◆ WHAT NEEDS TO BE DONE: Only the number is wanted: how many lines of these entries contain the word "telefono"?

────────────────────────────────────────

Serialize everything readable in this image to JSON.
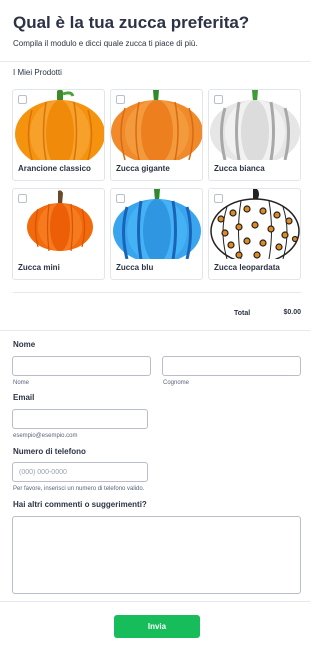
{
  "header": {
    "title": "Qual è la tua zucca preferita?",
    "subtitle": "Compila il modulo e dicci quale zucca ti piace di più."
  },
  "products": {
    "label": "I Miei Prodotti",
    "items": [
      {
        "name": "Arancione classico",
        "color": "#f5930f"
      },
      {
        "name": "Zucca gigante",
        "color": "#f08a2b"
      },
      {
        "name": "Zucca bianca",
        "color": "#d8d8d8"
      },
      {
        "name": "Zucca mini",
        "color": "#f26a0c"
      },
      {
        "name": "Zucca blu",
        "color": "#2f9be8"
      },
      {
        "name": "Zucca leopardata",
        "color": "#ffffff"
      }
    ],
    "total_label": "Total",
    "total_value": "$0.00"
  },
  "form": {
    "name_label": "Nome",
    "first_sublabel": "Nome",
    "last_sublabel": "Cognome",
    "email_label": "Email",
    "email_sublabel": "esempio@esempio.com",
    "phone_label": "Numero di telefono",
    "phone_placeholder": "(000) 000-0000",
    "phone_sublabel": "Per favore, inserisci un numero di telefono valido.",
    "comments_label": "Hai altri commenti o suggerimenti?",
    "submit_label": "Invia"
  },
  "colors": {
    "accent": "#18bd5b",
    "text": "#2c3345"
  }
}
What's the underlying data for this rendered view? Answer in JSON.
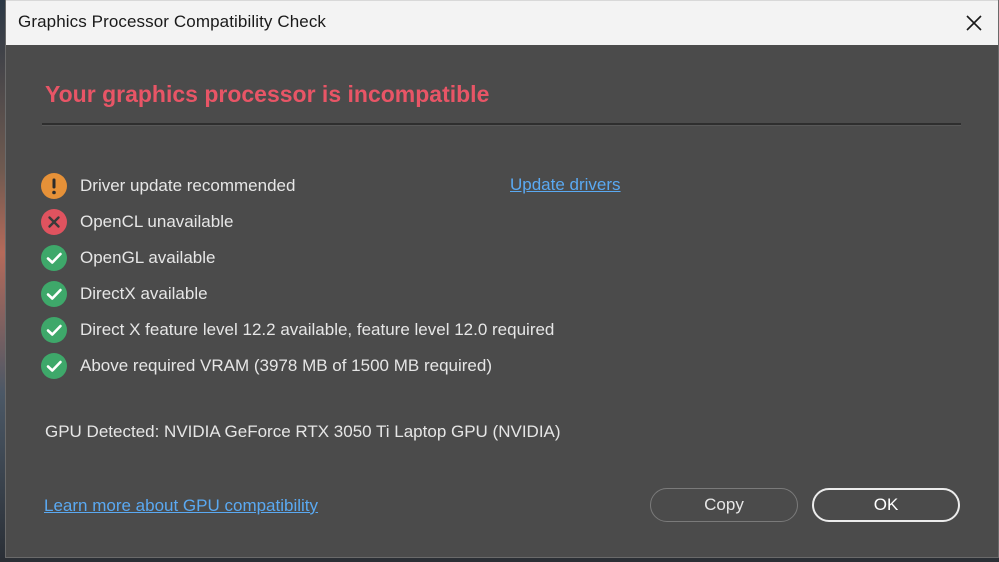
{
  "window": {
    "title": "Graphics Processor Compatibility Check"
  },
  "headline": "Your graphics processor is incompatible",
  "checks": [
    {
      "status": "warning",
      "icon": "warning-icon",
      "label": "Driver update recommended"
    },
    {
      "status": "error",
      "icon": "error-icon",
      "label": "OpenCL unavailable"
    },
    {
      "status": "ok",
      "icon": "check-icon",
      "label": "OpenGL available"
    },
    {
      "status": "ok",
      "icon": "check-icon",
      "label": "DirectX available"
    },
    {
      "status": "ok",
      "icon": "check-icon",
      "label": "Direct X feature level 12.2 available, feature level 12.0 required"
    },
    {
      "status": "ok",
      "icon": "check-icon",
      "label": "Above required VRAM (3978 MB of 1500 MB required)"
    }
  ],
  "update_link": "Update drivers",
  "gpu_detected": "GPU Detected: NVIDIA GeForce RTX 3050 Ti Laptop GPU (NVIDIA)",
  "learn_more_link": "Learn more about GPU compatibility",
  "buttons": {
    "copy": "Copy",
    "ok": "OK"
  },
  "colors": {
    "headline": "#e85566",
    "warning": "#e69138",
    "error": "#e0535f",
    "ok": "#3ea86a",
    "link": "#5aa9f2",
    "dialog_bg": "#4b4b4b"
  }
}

────────────────────────────────────────

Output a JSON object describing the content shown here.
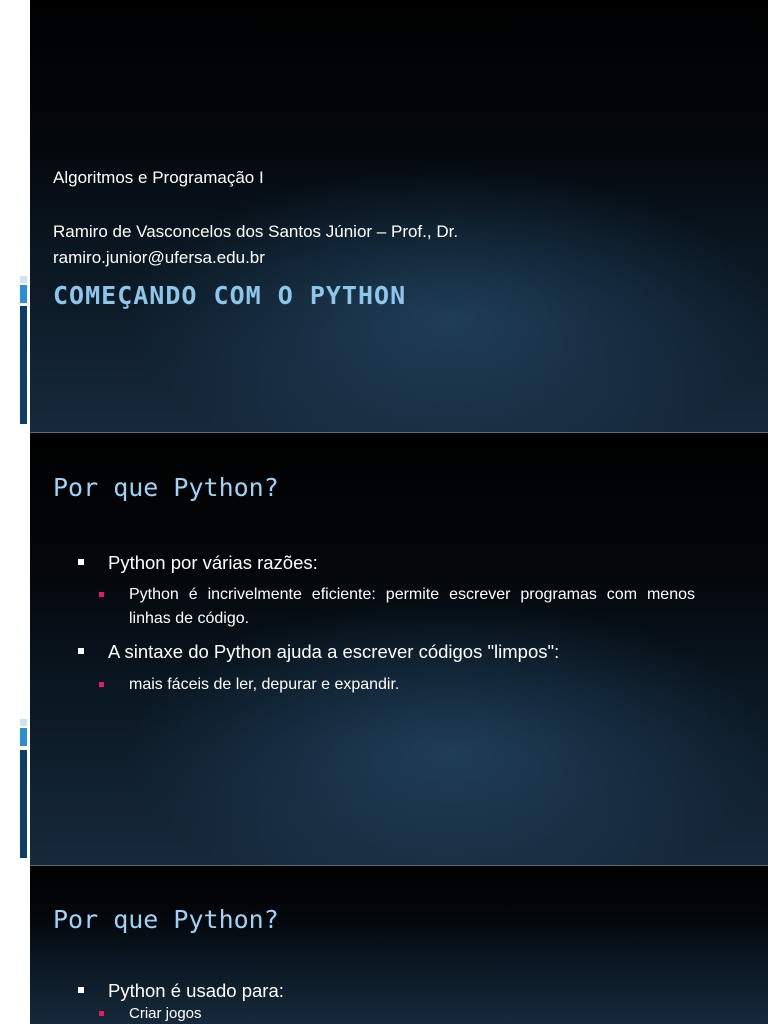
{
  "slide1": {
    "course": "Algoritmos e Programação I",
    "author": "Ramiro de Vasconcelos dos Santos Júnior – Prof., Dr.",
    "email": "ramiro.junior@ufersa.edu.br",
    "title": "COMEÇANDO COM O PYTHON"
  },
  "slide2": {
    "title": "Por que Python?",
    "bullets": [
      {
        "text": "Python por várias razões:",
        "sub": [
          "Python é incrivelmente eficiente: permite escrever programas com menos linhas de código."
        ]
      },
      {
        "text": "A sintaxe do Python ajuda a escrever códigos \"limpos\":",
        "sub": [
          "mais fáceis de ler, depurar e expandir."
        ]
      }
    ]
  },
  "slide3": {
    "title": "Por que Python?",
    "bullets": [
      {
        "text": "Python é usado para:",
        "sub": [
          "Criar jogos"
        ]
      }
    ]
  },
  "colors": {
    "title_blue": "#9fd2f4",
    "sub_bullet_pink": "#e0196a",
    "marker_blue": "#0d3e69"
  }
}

────────────────────────────────────────

◆ OUTPUT OF THE TASK: 2